What the task asks >> Find each line holding the word "structured" and give the number of such lines, nothing else.

Data in this exercise >>
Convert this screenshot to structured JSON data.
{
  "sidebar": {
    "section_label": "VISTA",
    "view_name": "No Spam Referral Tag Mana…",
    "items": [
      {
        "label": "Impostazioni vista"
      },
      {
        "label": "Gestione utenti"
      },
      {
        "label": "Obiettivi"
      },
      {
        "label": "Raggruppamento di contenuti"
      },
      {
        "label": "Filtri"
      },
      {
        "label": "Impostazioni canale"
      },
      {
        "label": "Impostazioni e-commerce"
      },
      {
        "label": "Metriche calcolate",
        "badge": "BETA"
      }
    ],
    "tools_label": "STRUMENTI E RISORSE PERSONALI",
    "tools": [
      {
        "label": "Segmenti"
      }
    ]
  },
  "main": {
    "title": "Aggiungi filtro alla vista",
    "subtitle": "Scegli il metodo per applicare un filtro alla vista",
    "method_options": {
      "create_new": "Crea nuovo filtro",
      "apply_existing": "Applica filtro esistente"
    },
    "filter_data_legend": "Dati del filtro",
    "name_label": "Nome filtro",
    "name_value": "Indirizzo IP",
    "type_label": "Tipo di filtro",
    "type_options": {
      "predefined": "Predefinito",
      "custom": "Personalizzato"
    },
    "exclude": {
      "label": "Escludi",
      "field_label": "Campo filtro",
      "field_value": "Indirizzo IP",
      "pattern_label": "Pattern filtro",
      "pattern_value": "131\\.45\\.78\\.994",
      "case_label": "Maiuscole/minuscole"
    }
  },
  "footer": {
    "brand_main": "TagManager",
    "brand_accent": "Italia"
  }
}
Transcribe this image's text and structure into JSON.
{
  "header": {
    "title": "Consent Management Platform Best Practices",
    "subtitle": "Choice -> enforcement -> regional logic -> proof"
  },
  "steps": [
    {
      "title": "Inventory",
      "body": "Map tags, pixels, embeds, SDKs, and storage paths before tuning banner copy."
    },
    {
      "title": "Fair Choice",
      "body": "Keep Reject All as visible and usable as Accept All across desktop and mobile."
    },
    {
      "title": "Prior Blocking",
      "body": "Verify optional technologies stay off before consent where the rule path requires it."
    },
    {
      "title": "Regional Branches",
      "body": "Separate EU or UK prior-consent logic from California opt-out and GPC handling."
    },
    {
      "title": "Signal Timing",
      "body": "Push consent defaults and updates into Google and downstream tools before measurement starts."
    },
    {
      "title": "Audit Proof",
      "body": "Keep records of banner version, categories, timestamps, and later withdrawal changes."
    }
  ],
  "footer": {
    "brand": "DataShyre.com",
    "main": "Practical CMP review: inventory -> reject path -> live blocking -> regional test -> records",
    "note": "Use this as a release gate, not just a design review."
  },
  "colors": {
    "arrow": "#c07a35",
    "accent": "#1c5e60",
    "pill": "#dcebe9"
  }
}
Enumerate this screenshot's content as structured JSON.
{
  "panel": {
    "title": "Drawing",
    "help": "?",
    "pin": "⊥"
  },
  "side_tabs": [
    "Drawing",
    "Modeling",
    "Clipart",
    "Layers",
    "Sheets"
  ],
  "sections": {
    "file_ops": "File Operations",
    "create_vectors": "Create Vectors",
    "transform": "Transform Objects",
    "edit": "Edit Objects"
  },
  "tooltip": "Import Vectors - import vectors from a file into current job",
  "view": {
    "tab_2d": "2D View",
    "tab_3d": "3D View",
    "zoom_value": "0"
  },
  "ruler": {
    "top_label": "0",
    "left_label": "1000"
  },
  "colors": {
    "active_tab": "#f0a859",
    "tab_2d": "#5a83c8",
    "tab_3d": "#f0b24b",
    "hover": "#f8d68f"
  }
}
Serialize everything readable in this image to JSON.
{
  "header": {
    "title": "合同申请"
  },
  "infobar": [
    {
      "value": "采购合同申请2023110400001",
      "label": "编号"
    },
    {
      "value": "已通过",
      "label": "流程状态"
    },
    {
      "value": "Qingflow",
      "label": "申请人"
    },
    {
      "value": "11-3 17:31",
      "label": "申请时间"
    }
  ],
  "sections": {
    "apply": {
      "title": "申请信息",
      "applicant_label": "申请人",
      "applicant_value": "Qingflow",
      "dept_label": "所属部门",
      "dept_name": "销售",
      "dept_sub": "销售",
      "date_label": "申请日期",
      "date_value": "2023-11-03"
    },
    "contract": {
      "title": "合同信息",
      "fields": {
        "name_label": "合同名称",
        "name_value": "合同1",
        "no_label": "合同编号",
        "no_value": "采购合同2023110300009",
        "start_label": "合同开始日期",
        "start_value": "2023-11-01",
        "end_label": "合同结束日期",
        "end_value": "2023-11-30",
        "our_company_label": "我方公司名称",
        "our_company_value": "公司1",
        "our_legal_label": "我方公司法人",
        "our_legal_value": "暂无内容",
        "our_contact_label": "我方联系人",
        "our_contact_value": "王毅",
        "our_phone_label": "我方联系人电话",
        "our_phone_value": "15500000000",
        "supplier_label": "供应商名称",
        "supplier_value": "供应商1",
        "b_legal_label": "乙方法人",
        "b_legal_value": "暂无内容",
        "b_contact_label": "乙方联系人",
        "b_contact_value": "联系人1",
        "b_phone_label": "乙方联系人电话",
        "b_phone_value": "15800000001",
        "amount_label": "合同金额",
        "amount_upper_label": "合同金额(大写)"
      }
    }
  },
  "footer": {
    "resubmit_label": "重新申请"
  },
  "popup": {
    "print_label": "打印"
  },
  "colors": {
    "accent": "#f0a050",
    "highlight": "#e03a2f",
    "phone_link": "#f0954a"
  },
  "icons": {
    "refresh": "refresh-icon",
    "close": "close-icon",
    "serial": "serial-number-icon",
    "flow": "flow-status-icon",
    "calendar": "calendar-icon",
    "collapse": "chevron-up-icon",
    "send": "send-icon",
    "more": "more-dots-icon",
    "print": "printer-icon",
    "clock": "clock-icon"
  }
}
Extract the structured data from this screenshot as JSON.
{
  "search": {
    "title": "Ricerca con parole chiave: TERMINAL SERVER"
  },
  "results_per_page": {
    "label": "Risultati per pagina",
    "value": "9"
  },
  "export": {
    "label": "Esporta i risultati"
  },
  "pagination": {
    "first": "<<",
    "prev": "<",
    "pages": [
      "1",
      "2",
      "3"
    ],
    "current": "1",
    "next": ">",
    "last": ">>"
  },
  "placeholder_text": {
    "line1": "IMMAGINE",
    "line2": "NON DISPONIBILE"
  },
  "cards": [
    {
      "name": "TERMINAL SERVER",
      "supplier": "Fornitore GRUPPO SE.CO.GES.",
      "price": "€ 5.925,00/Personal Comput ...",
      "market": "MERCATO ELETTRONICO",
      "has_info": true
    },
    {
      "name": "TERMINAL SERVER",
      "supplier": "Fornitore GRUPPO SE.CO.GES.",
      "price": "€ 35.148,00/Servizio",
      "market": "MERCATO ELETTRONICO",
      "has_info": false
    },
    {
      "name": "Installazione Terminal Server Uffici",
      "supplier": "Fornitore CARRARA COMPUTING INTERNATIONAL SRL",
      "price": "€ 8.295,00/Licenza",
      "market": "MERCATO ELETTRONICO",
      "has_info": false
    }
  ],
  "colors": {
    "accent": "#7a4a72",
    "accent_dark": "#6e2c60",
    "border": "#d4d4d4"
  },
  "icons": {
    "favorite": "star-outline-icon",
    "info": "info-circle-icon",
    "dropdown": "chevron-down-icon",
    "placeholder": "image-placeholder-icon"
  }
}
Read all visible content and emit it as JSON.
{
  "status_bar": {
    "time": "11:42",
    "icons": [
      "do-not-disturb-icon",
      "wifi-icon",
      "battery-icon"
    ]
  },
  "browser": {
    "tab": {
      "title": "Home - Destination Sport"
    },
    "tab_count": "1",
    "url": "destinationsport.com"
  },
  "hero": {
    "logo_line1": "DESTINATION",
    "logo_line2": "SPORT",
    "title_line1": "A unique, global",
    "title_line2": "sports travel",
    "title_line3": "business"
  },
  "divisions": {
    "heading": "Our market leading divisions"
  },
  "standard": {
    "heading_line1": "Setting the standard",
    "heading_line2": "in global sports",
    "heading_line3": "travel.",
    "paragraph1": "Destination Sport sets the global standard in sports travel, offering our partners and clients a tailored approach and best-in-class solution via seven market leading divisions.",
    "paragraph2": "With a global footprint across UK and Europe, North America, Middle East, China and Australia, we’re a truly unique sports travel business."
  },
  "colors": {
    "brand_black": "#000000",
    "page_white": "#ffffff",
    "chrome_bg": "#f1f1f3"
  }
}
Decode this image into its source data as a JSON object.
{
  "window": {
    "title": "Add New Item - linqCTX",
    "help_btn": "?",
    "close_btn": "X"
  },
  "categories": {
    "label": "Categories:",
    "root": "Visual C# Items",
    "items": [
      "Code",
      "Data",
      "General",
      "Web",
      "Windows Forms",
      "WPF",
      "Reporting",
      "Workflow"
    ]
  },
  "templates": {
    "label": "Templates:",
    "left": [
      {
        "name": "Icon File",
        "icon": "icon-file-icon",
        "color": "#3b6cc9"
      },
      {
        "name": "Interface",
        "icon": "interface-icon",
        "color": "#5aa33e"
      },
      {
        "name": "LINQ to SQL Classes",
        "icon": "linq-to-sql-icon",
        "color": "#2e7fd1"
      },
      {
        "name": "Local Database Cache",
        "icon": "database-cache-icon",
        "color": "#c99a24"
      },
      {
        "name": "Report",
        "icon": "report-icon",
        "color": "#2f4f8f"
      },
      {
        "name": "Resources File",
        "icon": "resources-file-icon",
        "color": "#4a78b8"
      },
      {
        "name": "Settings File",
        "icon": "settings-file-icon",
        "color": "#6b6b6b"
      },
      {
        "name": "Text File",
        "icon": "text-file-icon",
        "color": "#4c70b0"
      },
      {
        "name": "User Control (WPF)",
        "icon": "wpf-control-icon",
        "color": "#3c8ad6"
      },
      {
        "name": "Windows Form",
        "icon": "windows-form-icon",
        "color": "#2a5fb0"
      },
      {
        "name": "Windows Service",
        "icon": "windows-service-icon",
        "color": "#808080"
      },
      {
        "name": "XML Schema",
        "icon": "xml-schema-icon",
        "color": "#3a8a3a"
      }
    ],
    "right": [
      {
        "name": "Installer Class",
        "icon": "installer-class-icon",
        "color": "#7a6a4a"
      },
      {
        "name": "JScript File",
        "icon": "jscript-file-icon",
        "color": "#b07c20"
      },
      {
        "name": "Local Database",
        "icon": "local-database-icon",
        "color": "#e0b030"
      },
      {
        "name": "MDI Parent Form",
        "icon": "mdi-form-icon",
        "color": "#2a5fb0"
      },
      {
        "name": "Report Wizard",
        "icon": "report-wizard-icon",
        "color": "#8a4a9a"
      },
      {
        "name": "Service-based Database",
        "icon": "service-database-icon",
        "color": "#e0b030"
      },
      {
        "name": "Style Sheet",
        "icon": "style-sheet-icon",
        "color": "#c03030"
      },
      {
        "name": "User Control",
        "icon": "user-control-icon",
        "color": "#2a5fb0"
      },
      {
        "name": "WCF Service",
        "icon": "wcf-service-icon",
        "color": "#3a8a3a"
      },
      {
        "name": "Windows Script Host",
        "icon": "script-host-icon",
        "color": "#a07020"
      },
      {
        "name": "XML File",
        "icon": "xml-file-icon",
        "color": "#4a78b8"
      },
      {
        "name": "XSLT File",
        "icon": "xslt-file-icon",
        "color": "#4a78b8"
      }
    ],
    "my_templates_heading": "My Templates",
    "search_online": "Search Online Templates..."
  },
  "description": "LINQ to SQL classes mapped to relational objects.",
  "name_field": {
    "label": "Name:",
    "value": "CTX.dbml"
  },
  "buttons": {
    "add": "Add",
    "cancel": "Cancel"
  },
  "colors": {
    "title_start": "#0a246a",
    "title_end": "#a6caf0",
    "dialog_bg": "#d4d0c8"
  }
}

Solution for this problem >> 3